— Written exercise —
Take the data below and repeat it exactly.

Stored dataset items:
┌────────

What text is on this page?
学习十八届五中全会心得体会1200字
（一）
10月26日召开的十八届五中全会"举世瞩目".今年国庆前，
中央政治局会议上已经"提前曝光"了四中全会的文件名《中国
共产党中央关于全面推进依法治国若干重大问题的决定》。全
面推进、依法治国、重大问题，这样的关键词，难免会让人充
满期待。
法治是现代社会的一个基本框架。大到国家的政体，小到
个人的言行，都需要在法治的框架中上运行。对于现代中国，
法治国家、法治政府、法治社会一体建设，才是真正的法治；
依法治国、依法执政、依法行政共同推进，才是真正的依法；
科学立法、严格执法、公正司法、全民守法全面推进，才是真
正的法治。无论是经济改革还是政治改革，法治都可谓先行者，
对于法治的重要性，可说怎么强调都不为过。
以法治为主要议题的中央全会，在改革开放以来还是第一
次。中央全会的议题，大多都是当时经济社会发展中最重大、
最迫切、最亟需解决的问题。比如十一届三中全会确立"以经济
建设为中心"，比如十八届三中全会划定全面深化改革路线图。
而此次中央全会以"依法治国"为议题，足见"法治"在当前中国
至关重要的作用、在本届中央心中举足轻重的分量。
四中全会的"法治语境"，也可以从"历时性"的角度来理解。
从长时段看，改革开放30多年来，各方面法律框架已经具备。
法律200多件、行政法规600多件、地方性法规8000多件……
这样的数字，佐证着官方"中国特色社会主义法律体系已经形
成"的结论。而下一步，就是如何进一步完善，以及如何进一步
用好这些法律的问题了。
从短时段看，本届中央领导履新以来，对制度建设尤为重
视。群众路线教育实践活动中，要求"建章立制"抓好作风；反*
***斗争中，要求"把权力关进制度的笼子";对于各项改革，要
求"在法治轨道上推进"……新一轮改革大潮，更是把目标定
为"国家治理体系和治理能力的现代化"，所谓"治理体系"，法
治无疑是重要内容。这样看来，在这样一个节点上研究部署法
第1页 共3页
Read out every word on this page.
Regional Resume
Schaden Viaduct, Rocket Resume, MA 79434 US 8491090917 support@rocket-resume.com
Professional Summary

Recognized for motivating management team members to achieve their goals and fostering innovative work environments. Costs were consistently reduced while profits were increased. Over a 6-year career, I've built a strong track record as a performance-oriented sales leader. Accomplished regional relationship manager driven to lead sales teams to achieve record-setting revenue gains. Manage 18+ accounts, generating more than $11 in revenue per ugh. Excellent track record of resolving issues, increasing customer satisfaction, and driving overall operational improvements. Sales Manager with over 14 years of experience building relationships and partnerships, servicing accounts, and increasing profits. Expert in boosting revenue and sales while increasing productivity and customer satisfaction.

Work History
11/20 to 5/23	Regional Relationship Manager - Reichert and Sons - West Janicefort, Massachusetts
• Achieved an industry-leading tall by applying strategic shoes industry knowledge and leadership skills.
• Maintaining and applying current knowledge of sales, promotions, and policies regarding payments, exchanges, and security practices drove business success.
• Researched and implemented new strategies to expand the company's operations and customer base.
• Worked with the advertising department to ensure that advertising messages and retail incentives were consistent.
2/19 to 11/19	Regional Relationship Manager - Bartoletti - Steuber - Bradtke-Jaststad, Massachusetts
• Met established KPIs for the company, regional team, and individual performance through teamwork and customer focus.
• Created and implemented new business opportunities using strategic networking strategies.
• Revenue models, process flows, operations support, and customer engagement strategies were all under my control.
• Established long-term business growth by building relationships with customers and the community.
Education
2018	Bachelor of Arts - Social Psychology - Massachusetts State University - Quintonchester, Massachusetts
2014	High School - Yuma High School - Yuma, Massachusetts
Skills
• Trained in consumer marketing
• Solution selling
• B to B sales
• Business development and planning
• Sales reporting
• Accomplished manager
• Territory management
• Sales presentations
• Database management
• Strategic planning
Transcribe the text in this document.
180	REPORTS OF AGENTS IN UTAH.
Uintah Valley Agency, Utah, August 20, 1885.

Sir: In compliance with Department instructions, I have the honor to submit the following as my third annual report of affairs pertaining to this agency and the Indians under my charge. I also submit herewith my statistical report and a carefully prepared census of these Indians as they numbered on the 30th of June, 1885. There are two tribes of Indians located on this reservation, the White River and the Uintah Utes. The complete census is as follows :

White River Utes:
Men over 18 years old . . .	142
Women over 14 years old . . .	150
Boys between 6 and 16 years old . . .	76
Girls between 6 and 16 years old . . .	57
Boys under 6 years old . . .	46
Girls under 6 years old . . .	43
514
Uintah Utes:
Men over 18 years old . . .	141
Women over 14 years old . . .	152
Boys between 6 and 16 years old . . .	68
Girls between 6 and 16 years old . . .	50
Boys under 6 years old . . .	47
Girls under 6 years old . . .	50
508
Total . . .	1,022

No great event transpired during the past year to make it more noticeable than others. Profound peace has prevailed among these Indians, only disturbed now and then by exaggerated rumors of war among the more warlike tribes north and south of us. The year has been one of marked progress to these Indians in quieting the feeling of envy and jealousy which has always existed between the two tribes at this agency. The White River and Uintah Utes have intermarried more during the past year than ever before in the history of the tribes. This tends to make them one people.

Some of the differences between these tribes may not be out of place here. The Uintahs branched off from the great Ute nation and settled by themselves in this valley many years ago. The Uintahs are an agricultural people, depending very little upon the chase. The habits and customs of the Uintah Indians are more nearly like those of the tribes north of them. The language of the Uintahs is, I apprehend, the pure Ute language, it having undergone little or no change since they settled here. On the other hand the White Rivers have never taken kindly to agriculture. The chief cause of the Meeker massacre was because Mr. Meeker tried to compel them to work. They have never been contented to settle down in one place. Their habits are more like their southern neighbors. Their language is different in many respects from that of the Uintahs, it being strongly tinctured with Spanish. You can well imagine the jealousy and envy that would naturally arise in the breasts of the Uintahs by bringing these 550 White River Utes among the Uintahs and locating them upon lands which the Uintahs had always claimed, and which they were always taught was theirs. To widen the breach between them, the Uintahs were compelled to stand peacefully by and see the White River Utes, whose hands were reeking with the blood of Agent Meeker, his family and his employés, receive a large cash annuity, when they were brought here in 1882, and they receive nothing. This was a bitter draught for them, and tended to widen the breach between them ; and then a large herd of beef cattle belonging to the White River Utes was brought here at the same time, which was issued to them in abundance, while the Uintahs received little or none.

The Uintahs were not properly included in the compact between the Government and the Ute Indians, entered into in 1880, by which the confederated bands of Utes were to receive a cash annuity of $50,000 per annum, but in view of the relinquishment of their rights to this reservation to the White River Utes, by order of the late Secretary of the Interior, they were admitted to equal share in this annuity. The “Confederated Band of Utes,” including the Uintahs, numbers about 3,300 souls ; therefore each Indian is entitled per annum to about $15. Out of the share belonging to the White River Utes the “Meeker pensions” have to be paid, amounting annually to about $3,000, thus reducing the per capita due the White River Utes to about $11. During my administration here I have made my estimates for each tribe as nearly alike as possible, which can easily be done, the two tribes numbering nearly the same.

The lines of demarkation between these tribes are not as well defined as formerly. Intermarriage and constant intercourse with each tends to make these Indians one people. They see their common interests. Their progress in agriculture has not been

└────────

— Exercise answer —
What text is on this page?
学习十八届五中全会心得体会1200字
（一）
10月26日召开的十八届五中全会"举世瞩目".今年国庆前，
中央政治局会议上已经"提前曝光"了四中全会的文件名《中国
共产党中央关于全面推进依法治国若干重大问题的决定》。全
面推进、依法治国、重大问题，这样的关键词，难免会让人充
满期待。
法治是现代社会的一个基本框架。大到国家的政体，小到
个人的言行，都需要在法治的框架中上运行。对于现代中国，
法治国家、法治政府、法治社会一体建设，才是真正的法治；
依法治国、依法执政、依法行政共同推进，才是真正的依法；
科学立法、严格执法、公正司法、全民守法全面推进，才是真
正的法治。无论是经济改革还是政治改革，法治都可谓先行者，
对于法治的重要性，可说怎么强调都不为过。
以法治为主要议题的中央全会，在改革开放以来还是第一
次。中央全会的议题，大多都是当时经济社会发展中最重大、
最迫切、最亟需解决的问题。比如十一届三中全会确立"以经济
建设为中心"，比如十八届三中全会划定全面深化改革路线图。
而此次中央全会以"依法治国"为议题，足见"法治"在当前中国
至关重要的作用、在本届中央心中举足轻重的分量。
四中全会的"法治语境"，也可以从"历时性"的角度来理解。
从长时段看，改革开放30多年来，各方面法律框架已经具备。
法律200多件、行政法规600多件、地方性法规8000多件……
这样的数字，佐证着官方"中国特色社会主义法律体系已经形
成"的结论。而下一步，就是如何进一步完善，以及如何进一步
用好这些法律的问题了。
从短时段看，本届中央领导履新以来，对制度建设尤为重
视。群众路线教育实践活动中，要求"建章立制"抓好作风；反*
***斗争中，要求"把权力关进制度的笼子";对于各项改革，要
求"在法治轨道上推进"……新一轮改革大潮，更是把目标定
为"国家治理体系和治理能力的现代化"，所谓"治理体系"，法
治无疑是重要内容。这样看来，在这样一个节点上研究部署法
第1页 共3页
Read out every word on this page.
Regional Resume
Schaden Viaduct, Rocket Resume, MA 79434 US 8491090917 support@rocket-resume.com
Professional Summary

Recognized for motivating management team members to achieve their goals and fostering innovative work environments. Costs were consistently reduced while profits were increased. Over a 6-year career, I've built a strong track record as a performance-oriented sales leader. Accomplished regional relationship manager driven to lead sales teams to achieve record-setting revenue gains. Manage 18+ accounts, generating more than $11 in revenue per ugh. Excellent track record of resolving issues, increasing customer satisfaction, and driving overall operational improvements. Sales Manager with over 14 years of experience building relationships and partnerships, servicing accounts, and increasing profits. Expert in boosting revenue and sales while increasing productivity and customer satisfaction.

Work History
11/20 to 5/23	Regional Relationship Manager - Reichert and Sons - West Janicefort, Massachusetts
• Achieved an industry-leading tall by applying strategic shoes industry knowledge and leadership skills.
• Maintaining and applying current knowledge of sales, promotions, and policies regarding payments, exchanges, and security practices drove business success.
• Researched and implemented new strategies to expand the company's operations and customer base.
• Worked with the advertising department to ensure that advertising messages and retail incentives were consistent.
2/19 to 11/19	Regional Relationship Manager - Bartoletti - Steuber - Bradtke-Jaststad, Massachusetts
• Met established KPIs for the company, regional team, and individual performance through teamwork and customer focus.
• Created and implemented new business opportunities using strategic networking strategies.
• Revenue models, process flows, operations support, and customer engagement strategies were all under my control.
• Established long-term business growth by building relationships with customers and the community.
Education
2018	Bachelor of Arts - Social Psychology - Massachusetts State University - Quintonchester, Massachusetts
2014	High School - Yuma High School - Yuma, Massachusetts
Skills
• Trained in consumer marketing
• Solution selling
• B to B sales
• Business development and planning
• Sales reporting
• Accomplished manager
• Territory management
• Sales presentations
• Database management
• Strategic planning
Transcribe the text in this document.
180	REPORTS OF AGENTS IN UTAH.
Uintah Valley Agency, Utah, August 20, 1885.

Sir: In compliance with Department instructions, I have the honor to submit the following as my third annual report of affairs pertaining to this agency and the Indians under my charge. I also submit herewith my statistical report and a carefully prepared census of these Indians as they numbered on the 30th of June, 1885. There are two tribes of Indians located on this reservation, the White River and the Uintah Utes. The complete census is as follows :

White River Utes:
Men over 18 years old . . .	142
Women over 14 years old . . .	150
Boys between 6 and 16 years old . . .	76
Girls between 6 and 16 years old . . .	57
Boys under 6 years old . . .	46
Girls under 6 years old . . .	43
514
Uintah Utes:
Men over 18 years old . . .	141
Women over 14 years old . . .	152
Boys between 6 and 16 years old . . .	68
Girls between 6 and 16 years old . . .	50
Boys under 6 years old . . .	47
Girls under 6 years old . . .	50
508
Total . . .	1,022

No great event transpired during the past year to make it more noticeable than others. Profound peace has prevailed among these Indians, only disturbed now and then by exaggerated rumors of war among the more warlike tribes north and south of us. The year has been one of marked progress to these Indians in quieting the feeling of envy and jealousy which has always existed between the two tribes at this agency. The White River and Uintah Utes have intermarried more during the past year than ever before in the history of the tribes. This tends to make them one people.

Some of the differences between these tribes may not be out of place here. The Uintahs branched off from the great Ute nation and settled by themselves in this valley many years ago. The Uintahs are an agricultural people, depending very little upon the chase. The habits and customs of the Uintah Indians are more nearly like those of the tribes north of them. The language of the Uintahs is, I apprehend, the pure Ute language, it having undergone little or no change since they settled here. On the other hand the White Rivers have never taken kindly to agriculture. The chief cause of the Meeker massacre was because Mr. Meeker tried to compel them to work. They have never been contented to settle down in one place. Their habits are more like their southern neighbors. Their language is different in many respects from that of the Uintahs, it being strongly tinctured with Spanish. You can well imagine the jealousy and envy that would naturally arise in the breasts of the Uintahs by bringing these 550 White River Utes among the Uintahs and locating them upon lands which the Uintahs had always claimed, and which they were always taught was theirs. To widen the breach between them, the Uintahs were compelled to stand peacefully by and see the White River Utes, whose hands were reeking with the blood of Agent Meeker, his family and his employés, receive a large cash annuity, when they were brought here in 1882, and they receive nothing. This was a bitter draught for them, and tended to widen the breach between them ; and then a large herd of beef cattle belonging to the White River Utes was brought here at the same time, which was issued to them in abundance, while the Uintahs received little or none.

The Uintahs were not properly included in the compact between the Government and the Ute Indians, entered into in 1880, by which the confederated bands of Utes were to receive a cash annuity of $50,000 per annum, but in view of the relinquishment of their rights to this reservation to the White River Utes, by order of the late Secretary of the Interior, they were admitted to equal share in this annuity. The “Confederated Band of Utes,” including the Uintahs, numbers about 3,300 souls ; therefore each Indian is entitled per annum to about $15. Out of the share belonging to the White River Utes the “Meeker pensions” have to be paid, amounting annually to about $3,000, thus reducing the per capita due the White River Utes to about $11. During my administration here I have made my estimates for each tribe as nearly alike as possible, which can easily be done, the two tribes numbering nearly the same.

The lines of demarkation between these tribes are not as well defined as formerly. Intermarriage and constant intercourse with each tends to make these Indians one people. They see their common interests. Their progress in agriculture has not been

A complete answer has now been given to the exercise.